** EXERCISE DESCRIPTION **
Retype every entry exactly, character for character.

** DATA FOR THIS EXERCISE **
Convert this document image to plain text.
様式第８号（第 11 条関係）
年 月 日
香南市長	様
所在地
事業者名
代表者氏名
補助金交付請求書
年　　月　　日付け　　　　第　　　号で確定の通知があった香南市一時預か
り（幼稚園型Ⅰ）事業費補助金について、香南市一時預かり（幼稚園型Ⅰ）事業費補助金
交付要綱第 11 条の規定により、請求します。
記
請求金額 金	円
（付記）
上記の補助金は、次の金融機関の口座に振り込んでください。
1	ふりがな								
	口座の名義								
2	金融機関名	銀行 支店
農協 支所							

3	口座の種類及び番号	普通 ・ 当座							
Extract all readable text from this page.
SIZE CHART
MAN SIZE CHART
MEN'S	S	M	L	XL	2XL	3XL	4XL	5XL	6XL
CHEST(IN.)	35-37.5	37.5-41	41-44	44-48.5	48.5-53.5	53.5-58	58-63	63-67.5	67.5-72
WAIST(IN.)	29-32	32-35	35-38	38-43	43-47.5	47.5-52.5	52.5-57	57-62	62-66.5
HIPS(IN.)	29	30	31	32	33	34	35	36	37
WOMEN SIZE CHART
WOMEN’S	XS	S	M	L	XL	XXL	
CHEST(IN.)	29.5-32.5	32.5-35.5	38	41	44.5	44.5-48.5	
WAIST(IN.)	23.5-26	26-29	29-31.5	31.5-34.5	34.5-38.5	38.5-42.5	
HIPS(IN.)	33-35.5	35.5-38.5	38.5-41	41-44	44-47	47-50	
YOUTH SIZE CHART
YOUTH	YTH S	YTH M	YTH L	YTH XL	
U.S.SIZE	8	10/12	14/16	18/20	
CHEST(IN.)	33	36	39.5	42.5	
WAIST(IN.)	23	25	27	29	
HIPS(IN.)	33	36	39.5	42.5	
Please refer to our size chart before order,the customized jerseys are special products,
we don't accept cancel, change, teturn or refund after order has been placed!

** ANSWER TO THIS EXERCISE **
Convert this document image to plain text.
様式第８号（第 11 条関係）
年 月 日
香南市長	様
所在地
事業者名
代表者氏名
補助金交付請求書
年　　月　　日付け　　　　第　　　号で確定の通知があった香南市一時預か
り（幼稚園型Ⅰ）事業費補助金について、香南市一時預かり（幼稚園型Ⅰ）事業費補助金
交付要綱第 11 条の規定により、請求します。
記
請求金額 金	円
（付記）
上記の補助金は、次の金融機関の口座に振り込んでください。
1	ふりがな								
	口座の名義								
2	金融機関名	銀行 支店
農協 支所							

3	口座の種類及び番号	普通 ・ 当座							
Extract all readable text from this page.
SIZE CHART
MAN SIZE CHART
MEN'S	S	M	L	XL	2XL	3XL	4XL	5XL	6XL
CHEST(IN.)	35-37.5	37.5-41	41-44	44-48.5	48.5-53.5	53.5-58	58-63	63-67.5	67.5-72
WAIST(IN.)	29-32	32-35	35-38	38-43	43-47.5	47.5-52.5	52.5-57	57-62	62-66.5
HIPS(IN.)	29	30	31	32	33	34	35	36	37
WOMEN SIZE CHART
WOMEN’S	XS	S	M	L	XL	XXL	
CHEST(IN.)	29.5-32.5	32.5-35.5	38	41	44.5	44.5-48.5	
WAIST(IN.)	23.5-26	26-29	29-31.5	31.5-34.5	34.5-38.5	38.5-42.5	
HIPS(IN.)	33-35.5	35.5-38.5	38.5-41	41-44	44-47	47-50	
YOUTH SIZE CHART
YOUTH	YTH S	YTH M	YTH L	YTH XL	
U.S.SIZE	8	10/12	14/16	18/20	
CHEST(IN.)	33	36	39.5	42.5	
WAIST(IN.)	23	25	27	29	
HIPS(IN.)	33	36	39.5	42.5	
Please refer to our size chart before order,the customized jerseys are special products,
we don't accept cancel, change, teturn or refund after order has been placed!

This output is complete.